Written request >>
Lines containing the word "现金日记账" need to be counted. Please reply with how many there are, and nothing else.

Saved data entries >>
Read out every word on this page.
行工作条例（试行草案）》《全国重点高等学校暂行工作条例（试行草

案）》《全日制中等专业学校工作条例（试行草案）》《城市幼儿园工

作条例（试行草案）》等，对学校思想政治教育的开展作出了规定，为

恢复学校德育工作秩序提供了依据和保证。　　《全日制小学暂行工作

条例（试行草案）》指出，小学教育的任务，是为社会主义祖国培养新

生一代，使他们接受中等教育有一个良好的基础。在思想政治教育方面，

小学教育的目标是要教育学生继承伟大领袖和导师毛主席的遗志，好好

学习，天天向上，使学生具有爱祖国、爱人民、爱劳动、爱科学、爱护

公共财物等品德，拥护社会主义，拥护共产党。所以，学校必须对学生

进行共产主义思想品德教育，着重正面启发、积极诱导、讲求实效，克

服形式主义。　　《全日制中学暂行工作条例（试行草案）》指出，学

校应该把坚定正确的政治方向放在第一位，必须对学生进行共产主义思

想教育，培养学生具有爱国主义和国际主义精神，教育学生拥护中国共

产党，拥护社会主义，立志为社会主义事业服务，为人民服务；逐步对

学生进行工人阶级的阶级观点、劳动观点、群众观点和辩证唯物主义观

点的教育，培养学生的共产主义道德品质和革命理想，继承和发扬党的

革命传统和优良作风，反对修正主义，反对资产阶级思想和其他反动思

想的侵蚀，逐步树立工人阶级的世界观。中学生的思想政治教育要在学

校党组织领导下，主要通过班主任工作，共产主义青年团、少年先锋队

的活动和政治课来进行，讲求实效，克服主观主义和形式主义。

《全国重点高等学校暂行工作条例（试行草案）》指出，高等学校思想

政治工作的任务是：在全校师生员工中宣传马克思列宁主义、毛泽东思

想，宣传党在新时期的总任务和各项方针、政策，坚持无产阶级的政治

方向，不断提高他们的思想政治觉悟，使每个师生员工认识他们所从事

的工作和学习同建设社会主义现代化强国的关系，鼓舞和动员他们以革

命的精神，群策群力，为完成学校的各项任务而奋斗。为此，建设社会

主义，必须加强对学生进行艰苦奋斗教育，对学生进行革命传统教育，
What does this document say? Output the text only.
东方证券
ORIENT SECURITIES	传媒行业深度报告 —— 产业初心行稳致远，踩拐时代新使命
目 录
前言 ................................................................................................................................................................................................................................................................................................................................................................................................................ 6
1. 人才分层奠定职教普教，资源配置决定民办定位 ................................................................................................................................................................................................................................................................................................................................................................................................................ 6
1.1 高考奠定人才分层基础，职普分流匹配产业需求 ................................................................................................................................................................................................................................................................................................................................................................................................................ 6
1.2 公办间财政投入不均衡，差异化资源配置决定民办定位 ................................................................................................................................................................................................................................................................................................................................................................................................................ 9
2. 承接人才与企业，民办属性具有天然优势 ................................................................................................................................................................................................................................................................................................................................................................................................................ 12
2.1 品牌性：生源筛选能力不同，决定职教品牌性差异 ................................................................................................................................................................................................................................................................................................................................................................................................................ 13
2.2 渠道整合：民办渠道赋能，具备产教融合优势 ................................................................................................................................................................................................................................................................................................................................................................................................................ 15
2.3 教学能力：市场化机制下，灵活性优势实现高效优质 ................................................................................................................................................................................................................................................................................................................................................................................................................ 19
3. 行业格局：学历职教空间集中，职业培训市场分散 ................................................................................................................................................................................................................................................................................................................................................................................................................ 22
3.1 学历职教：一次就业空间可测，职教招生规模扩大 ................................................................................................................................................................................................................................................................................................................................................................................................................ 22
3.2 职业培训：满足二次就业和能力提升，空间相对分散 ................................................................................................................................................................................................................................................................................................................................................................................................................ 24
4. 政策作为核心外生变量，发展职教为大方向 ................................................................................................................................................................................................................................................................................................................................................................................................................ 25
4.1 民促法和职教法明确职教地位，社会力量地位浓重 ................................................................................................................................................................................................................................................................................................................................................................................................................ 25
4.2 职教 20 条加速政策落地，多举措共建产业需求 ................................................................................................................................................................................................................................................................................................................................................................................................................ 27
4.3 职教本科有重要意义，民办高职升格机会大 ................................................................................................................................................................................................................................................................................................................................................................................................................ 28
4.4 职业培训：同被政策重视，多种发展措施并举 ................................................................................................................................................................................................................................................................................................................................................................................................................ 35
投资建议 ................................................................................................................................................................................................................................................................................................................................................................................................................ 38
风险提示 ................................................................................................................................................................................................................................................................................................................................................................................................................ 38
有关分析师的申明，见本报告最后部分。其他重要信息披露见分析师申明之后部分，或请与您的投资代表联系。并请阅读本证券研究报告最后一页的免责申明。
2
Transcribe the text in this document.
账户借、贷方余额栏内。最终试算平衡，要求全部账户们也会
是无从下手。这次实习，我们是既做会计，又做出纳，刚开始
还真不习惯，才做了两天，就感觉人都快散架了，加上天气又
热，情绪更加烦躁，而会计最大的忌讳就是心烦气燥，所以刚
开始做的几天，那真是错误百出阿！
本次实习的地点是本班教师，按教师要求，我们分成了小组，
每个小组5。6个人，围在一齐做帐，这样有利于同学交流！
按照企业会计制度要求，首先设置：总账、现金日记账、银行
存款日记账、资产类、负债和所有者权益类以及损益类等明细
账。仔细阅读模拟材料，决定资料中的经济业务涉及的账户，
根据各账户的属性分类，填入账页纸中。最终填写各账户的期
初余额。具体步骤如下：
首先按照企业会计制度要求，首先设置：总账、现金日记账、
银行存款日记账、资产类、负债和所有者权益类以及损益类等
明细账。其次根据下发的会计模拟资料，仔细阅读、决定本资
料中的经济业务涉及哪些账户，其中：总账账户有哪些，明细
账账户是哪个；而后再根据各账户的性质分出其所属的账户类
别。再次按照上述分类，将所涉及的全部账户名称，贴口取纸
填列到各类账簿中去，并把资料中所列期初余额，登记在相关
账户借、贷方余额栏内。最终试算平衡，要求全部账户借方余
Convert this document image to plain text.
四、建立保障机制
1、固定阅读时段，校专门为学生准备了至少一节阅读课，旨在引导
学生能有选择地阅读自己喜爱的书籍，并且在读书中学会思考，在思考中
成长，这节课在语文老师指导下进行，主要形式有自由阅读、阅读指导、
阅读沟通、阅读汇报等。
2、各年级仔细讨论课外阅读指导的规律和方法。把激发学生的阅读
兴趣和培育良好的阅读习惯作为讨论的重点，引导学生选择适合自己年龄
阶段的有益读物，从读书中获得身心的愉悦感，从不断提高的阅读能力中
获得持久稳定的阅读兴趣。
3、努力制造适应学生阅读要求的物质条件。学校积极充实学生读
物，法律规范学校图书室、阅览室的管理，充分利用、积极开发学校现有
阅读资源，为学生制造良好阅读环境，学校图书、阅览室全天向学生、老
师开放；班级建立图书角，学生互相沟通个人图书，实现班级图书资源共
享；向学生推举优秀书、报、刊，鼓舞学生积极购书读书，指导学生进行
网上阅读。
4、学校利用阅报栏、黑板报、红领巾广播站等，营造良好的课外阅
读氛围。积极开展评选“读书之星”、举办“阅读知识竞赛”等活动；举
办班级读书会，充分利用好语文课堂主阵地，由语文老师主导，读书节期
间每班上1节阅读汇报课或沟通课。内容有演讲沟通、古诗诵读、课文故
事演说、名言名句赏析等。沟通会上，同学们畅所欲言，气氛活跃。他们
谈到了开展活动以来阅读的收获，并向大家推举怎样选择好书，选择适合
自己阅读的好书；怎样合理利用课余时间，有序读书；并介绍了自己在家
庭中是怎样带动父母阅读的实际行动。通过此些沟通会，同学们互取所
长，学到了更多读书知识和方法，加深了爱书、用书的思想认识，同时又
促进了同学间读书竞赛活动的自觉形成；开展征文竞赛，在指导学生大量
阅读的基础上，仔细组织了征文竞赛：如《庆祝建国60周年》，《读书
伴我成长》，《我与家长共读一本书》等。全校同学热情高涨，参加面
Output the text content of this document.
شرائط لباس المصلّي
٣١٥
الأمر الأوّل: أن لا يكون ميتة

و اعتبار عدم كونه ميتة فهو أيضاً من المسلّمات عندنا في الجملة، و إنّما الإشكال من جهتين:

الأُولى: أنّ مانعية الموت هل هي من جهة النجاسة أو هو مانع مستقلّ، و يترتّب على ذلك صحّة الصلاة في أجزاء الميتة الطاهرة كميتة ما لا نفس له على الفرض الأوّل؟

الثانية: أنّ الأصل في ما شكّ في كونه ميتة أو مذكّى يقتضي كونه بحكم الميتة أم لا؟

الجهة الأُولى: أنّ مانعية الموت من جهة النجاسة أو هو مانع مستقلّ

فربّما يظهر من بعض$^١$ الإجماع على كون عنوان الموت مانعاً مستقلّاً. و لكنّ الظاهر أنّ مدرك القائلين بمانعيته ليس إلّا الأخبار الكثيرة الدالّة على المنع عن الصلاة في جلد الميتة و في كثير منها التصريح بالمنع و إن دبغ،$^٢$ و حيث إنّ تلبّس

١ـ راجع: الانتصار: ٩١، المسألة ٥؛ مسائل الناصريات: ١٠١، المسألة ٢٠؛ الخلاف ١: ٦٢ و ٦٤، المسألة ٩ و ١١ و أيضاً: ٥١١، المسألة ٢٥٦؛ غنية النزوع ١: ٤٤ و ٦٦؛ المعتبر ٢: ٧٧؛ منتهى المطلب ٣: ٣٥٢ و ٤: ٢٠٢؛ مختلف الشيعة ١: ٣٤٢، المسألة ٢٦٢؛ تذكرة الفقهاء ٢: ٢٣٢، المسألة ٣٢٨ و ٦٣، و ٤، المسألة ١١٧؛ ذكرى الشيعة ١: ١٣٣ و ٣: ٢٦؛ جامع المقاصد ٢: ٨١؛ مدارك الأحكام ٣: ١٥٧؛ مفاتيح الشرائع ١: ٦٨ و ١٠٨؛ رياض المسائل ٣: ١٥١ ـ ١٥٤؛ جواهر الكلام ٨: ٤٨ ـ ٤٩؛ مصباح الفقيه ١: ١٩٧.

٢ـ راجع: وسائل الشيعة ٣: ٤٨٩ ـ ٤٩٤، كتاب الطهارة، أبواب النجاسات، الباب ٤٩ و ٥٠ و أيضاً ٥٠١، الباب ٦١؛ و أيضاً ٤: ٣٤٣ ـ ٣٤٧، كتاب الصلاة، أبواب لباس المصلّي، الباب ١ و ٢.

Exercise response >>
2